Items:
= = =
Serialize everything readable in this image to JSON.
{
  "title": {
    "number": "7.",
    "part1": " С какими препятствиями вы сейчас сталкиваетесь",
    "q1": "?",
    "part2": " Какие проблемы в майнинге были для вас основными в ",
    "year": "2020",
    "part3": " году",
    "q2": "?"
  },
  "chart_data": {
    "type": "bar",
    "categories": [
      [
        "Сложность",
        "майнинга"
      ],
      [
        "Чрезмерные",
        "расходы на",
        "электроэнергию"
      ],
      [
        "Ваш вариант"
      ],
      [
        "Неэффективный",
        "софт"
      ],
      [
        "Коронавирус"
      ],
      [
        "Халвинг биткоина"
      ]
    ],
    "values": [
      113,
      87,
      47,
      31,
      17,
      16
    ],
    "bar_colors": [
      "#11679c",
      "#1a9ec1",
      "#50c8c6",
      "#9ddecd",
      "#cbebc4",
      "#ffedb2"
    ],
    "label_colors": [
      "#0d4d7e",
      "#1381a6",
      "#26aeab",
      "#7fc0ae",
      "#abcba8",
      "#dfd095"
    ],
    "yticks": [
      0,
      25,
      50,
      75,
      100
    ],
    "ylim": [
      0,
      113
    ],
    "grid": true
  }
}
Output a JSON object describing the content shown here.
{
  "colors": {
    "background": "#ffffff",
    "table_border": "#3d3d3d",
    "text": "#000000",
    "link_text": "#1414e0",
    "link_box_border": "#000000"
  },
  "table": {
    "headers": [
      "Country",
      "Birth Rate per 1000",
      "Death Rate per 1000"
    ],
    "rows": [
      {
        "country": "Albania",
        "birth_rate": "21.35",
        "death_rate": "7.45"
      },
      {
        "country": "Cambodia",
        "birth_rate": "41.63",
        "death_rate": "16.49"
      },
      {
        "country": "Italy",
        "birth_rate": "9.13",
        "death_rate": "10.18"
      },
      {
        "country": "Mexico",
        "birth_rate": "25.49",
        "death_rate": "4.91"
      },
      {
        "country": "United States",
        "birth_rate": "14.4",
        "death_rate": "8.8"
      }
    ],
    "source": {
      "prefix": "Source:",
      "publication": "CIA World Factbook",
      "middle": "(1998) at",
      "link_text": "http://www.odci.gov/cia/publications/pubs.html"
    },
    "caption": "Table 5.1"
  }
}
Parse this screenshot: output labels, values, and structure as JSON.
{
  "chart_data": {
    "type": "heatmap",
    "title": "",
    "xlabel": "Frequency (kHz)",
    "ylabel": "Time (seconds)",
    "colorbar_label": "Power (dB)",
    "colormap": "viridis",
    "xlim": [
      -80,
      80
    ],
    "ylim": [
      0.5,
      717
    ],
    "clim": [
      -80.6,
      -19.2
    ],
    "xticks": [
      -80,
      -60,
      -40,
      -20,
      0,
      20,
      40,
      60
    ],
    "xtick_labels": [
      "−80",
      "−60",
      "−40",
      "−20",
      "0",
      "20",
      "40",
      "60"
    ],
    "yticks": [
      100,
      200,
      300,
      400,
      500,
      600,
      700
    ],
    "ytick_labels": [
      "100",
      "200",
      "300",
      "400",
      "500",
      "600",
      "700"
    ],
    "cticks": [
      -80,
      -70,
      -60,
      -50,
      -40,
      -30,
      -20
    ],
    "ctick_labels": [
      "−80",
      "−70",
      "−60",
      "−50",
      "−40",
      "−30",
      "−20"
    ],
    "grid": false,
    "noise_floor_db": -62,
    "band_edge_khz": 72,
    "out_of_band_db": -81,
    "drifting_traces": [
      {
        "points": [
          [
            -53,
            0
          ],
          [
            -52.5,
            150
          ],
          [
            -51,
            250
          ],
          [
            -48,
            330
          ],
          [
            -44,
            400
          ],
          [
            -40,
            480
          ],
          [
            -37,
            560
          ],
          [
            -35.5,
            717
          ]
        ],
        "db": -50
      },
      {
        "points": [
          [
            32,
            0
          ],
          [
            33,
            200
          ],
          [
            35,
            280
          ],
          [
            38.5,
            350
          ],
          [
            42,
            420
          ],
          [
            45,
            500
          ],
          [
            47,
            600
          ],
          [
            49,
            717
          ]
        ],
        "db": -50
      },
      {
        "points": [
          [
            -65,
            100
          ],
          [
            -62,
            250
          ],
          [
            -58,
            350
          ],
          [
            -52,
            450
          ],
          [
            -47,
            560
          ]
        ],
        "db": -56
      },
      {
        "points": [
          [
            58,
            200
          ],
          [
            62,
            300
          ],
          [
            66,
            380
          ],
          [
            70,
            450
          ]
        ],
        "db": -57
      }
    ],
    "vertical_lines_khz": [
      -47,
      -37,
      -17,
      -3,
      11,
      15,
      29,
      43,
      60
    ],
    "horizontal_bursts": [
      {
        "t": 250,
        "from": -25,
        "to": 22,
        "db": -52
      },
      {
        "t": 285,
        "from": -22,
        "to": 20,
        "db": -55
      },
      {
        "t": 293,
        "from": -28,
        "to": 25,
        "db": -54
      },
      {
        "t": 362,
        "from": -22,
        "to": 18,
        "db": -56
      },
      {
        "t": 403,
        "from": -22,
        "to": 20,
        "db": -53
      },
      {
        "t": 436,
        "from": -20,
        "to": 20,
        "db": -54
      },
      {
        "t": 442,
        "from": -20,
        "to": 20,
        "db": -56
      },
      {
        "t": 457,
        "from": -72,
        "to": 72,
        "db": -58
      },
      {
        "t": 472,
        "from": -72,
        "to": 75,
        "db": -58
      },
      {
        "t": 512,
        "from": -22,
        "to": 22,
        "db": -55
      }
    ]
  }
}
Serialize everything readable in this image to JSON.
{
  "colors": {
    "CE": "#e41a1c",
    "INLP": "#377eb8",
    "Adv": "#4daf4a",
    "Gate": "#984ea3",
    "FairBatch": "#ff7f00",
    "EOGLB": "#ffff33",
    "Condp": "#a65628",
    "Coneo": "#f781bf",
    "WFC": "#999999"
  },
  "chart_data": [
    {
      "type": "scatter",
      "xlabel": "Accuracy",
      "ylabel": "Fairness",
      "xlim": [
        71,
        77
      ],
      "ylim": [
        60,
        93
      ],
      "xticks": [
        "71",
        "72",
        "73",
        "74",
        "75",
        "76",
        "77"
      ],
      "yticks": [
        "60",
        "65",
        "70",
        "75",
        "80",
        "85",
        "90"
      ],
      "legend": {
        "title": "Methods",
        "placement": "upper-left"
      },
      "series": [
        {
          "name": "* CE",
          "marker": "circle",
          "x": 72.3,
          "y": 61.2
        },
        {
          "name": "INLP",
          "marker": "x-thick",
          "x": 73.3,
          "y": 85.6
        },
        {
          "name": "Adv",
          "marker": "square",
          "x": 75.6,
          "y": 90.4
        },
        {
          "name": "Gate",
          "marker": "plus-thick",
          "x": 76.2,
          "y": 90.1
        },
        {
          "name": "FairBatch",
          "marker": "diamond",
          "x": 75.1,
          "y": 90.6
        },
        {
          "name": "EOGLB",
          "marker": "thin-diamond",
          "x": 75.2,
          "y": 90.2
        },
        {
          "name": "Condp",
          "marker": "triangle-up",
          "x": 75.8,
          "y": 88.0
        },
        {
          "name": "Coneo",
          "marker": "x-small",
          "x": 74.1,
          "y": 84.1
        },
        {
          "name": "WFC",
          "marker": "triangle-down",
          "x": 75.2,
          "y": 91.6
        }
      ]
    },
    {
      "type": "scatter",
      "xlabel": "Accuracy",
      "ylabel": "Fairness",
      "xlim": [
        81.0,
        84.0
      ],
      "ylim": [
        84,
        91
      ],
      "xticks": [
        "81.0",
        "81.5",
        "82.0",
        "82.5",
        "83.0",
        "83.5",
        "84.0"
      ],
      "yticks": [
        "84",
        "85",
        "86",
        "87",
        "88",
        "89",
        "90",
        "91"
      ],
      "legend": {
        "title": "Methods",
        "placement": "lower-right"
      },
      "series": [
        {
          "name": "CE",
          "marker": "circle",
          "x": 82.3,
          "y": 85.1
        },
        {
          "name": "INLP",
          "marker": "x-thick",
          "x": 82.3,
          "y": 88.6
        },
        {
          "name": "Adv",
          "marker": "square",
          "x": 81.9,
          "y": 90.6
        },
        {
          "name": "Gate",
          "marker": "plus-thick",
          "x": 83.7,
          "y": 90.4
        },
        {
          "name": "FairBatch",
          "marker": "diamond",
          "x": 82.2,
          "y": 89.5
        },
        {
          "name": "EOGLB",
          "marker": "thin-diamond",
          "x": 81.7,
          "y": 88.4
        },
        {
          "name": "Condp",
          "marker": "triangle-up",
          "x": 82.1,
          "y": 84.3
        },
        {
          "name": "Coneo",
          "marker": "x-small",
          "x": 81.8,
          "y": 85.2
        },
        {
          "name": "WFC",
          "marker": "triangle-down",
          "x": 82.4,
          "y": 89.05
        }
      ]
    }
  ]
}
= = =
Set task: Filter the records above for "title" and copy every matching line.

Written response:
  "title": {
    "title": "",
        "title": "Methods",
        "title": "Methods",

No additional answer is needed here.